Records from a dataset
* Start *

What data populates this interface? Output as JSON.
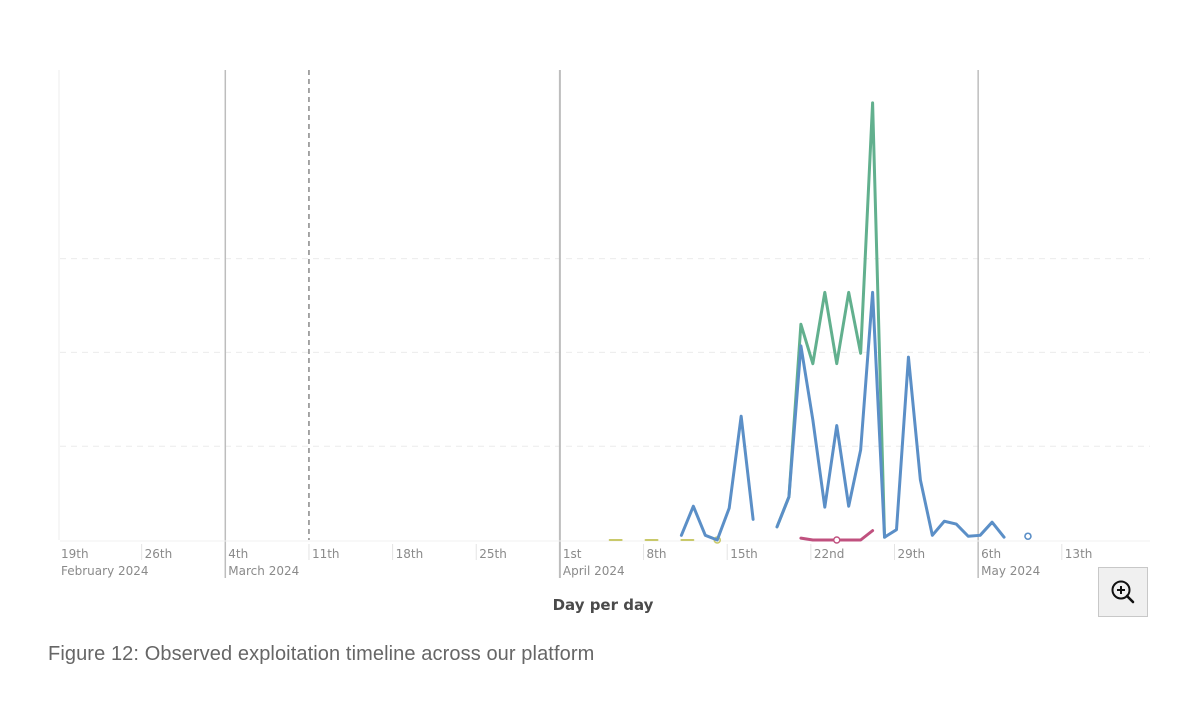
{
  "caption": "Figure 12: Observed exploitation timeline across our platform",
  "zoom_button": {
    "icon": "zoom-in-icon"
  },
  "chart_data": {
    "type": "line",
    "title": "",
    "xlabel": "Day per day",
    "ylabel": "",
    "grid": true,
    "legend": null,
    "x_ticks": [
      {
        "label": "19th",
        "sub": "February 2024",
        "date": "2024-02-19"
      },
      {
        "label": "26th",
        "sub": "",
        "date": "2024-02-26"
      },
      {
        "label": "4th",
        "sub": "March 2024",
        "date": "2024-03-04"
      },
      {
        "label": "11th",
        "sub": "",
        "date": "2024-03-11"
      },
      {
        "label": "18th",
        "sub": "",
        "date": "2024-03-18"
      },
      {
        "label": "25th",
        "sub": "",
        "date": "2024-03-25"
      },
      {
        "label": "1st",
        "sub": "April 2024",
        "date": "2024-04-01"
      },
      {
        "label": "8th",
        "sub": "",
        "date": "2024-04-08"
      },
      {
        "label": "15th",
        "sub": "",
        "date": "2024-04-15"
      },
      {
        "label": "22nd",
        "sub": "",
        "date": "2024-04-22"
      },
      {
        "label": "29th",
        "sub": "",
        "date": "2024-04-29"
      },
      {
        "label": "6th",
        "sub": "May 2024",
        "date": "2024-05-06"
      },
      {
        "label": "13th",
        "sub": "",
        "date": "2024-05-13"
      }
    ],
    "annotations": [
      {
        "type": "vline-dashed",
        "date": "2024-03-11"
      }
    ],
    "ylim": [
      0,
      50
    ],
    "y_gridlines": [
      10,
      20,
      30
    ],
    "series": [
      {
        "name": "series-blue",
        "color": "#5b8fc7",
        "points": [
          [
            "2024-04-11",
            0.5
          ],
          [
            "2024-04-12",
            3.6
          ],
          [
            "2024-04-13",
            0.5
          ],
          [
            "2024-04-14",
            0
          ],
          [
            "2024-04-15",
            3.4
          ],
          [
            "2024-04-16",
            13.2
          ],
          [
            "2024-04-17",
            2.2
          ],
          [
            "2024-04-18",
            null
          ],
          [
            "2024-04-19",
            1.4
          ],
          [
            "2024-04-20",
            4.6
          ],
          [
            "2024-04-21",
            20.7
          ],
          [
            "2024-04-22",
            12.8
          ],
          [
            "2024-04-23",
            3.5
          ],
          [
            "2024-04-24",
            12.2
          ],
          [
            "2024-04-25",
            3.6
          ],
          [
            "2024-04-26",
            9.6
          ],
          [
            "2024-04-27",
            26.4
          ],
          [
            "2024-04-28",
            0.3
          ],
          [
            "2024-04-29",
            1.1
          ],
          [
            "2024-04-30",
            19.5
          ],
          [
            "2024-05-01",
            6.4
          ],
          [
            "2024-05-02",
            0.5
          ],
          [
            "2024-05-03",
            2.0
          ],
          [
            "2024-05-04",
            1.7
          ],
          [
            "2024-05-05",
            0.4
          ],
          [
            "2024-05-06",
            0.5
          ],
          [
            "2024-05-07",
            1.9
          ],
          [
            "2024-05-08",
            0.3
          ],
          [
            "2024-05-10",
            0.4
          ]
        ]
      },
      {
        "name": "series-green",
        "color": "#62b08e",
        "points": [
          [
            "2024-04-19",
            1.4
          ],
          [
            "2024-04-20",
            4.6
          ],
          [
            "2024-04-21",
            23.0
          ],
          [
            "2024-04-22",
            18.8
          ],
          [
            "2024-04-23",
            26.4
          ],
          [
            "2024-04-24",
            18.8
          ],
          [
            "2024-04-25",
            26.4
          ],
          [
            "2024-04-26",
            19.9
          ],
          [
            "2024-04-27",
            46.6
          ],
          [
            "2024-04-28",
            0.3
          ]
        ]
      },
      {
        "name": "series-magenta",
        "color": "#c0517f",
        "points": [
          [
            "2024-04-21",
            0.2
          ],
          [
            "2024-04-22",
            0
          ],
          [
            "2024-04-23",
            0
          ],
          [
            "2024-04-24",
            0
          ],
          [
            "2024-04-25",
            0
          ],
          [
            "2024-04-26",
            0
          ],
          [
            "2024-04-27",
            1.0
          ]
        ]
      },
      {
        "name": "series-yellow",
        "color": "#c9c96a",
        "points": [
          [
            "2024-04-05",
            0
          ],
          [
            "2024-04-06",
            0
          ],
          [
            "2024-04-08",
            0
          ],
          [
            "2024-04-09",
            0
          ],
          [
            "2024-04-11",
            0
          ],
          [
            "2024-04-12",
            0
          ],
          [
            "2024-04-14",
            0
          ]
        ]
      }
    ]
  }
}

* End *

Make an exact copy of the whole listing, but don't bring over any pictures.

What data populates this interface? Output as JSON.
{
  "caption": "Figure 12: Observed exploitation timeline across our platform",
  "zoom_button": {
    "icon": "zoom-in-icon"
  },
  "chart_data": {
    "type": "line",
    "title": "",
    "xlabel": "Day per day",
    "ylabel": "",
    "grid": true,
    "legend": null,
    "x_ticks": [
      {
        "label": "19th",
        "sub": "February 2024",
        "date": "2024-02-19"
      },
      {
        "label": "26th",
        "sub": "",
        "date": "2024-02-26"
      },
      {
        "label": "4th",
        "sub": "March 2024",
        "date": "2024-03-04"
      },
      {
        "label": "11th",
        "sub": "",
        "date": "2024-03-11"
      },
      {
        "label": "18th",
        "sub": "",
        "date": "2024-03-18"
      },
      {
        "label": "25th",
        "sub": "",
        "date": "2024-03-25"
      },
      {
        "label": "1st",
        "sub": "April 2024",
        "date": "2024-04-01"
      },
      {
        "label": "8th",
        "sub": "",
        "date": "2024-04-08"
      },
      {
        "label": "15th",
        "sub": "",
        "date": "2024-04-15"
      },
      {
        "label": "22nd",
        "sub": "",
        "date": "2024-04-22"
      },
      {
        "label": "29th",
        "sub": "",
        "date": "2024-04-29"
      },
      {
        "label": "6th",
        "sub": "May 2024",
        "date": "2024-05-06"
      },
      {
        "label": "13th",
        "sub": "",
        "date": "2024-05-13"
      }
    ],
    "annotations": [
      {
        "type": "vline-dashed",
        "date": "2024-03-11"
      }
    ],
    "ylim": [
      0,
      50
    ],
    "y_gridlines": [
      10,
      20,
      30
    ],
    "series": [
      {
        "name": "series-blue",
        "color": "#5b8fc7",
        "points": [
          [
            "2024-04-11",
            0.5
          ],
          [
            "2024-04-12",
            3.6
          ],
          [
            "2024-04-13",
            0.5
          ],
          [
            "2024-04-14",
            0
          ],
          [
            "2024-04-15",
            3.4
          ],
          [
            "2024-04-16",
            13.2
          ],
          [
            "2024-04-17",
            2.2
          ],
          [
            "2024-04-18",
            null
          ],
          [
            "2024-04-19",
            1.4
          ],
          [
            "2024-04-20",
            4.6
          ],
          [
            "2024-04-21",
            20.7
          ],
          [
            "2024-04-22",
            12.8
          ],
          [
            "2024-04-23",
            3.5
          ],
          [
            "2024-04-24",
            12.2
          ],
          [
            "2024-04-25",
            3.6
          ],
          [
            "2024-04-26",
            9.6
          ],
          [
            "2024-04-27",
            26.4
          ],
          [
            "2024-04-28",
            0.3
          ],
          [
            "2024-04-29",
            1.1
          ],
          [
            "2024-04-30",
            19.5
          ],
          [
            "2024-05-01",
            6.4
          ],
          [
            "2024-05-02",
            0.5
          ],
          [
            "2024-05-03",
            2.0
          ],
          [
            "2024-05-04",
            1.7
          ],
          [
            "2024-05-05",
            0.4
          ],
          [
            "2024-05-06",
            0.5
          ],
          [
            "2024-05-07",
            1.9
          ],
          [
            "2024-05-08",
            0.3
          ],
          [
            "2024-05-10",
            0.4
          ]
        ]
      },
      {
        "name": "series-green",
        "color": "#62b08e",
        "points": [
          [
            "2024-04-19",
            1.4
          ],
          [
            "2024-04-20",
            4.6
          ],
          [
            "2024-04-21",
            23.0
          ],
          [
            "2024-04-22",
            18.8
          ],
          [
            "2024-04-23",
            26.4
          ],
          [
            "2024-04-24",
            18.8
          ],
          [
            "2024-04-25",
            26.4
          ],
          [
            "2024-04-26",
            19.9
          ],
          [
            "2024-04-27",
            46.6
          ],
          [
            "2024-04-28",
            0.3
          ]
        ]
      },
      {
        "name": "series-magenta",
        "color": "#c0517f",
        "points": [
          [
            "2024-04-21",
            0.2
          ],
          [
            "2024-04-22",
            0
          ],
          [
            "2024-04-23",
            0
          ],
          [
            "2024-04-24",
            0
          ],
          [
            "2024-04-25",
            0
          ],
          [
            "2024-04-26",
            0
          ],
          [
            "2024-04-27",
            1.0
          ]
        ]
      },
      {
        "name": "series-yellow",
        "color": "#c9c96a",
        "points": [
          [
            "2024-04-05",
            0
          ],
          [
            "2024-04-06",
            0
          ],
          [
            "2024-04-08",
            0
          ],
          [
            "2024-04-09",
            0
          ],
          [
            "2024-04-11",
            0
          ],
          [
            "2024-04-12",
            0
          ],
          [
            "2024-04-14",
            0
          ]
        ]
      }
    ]
  }
}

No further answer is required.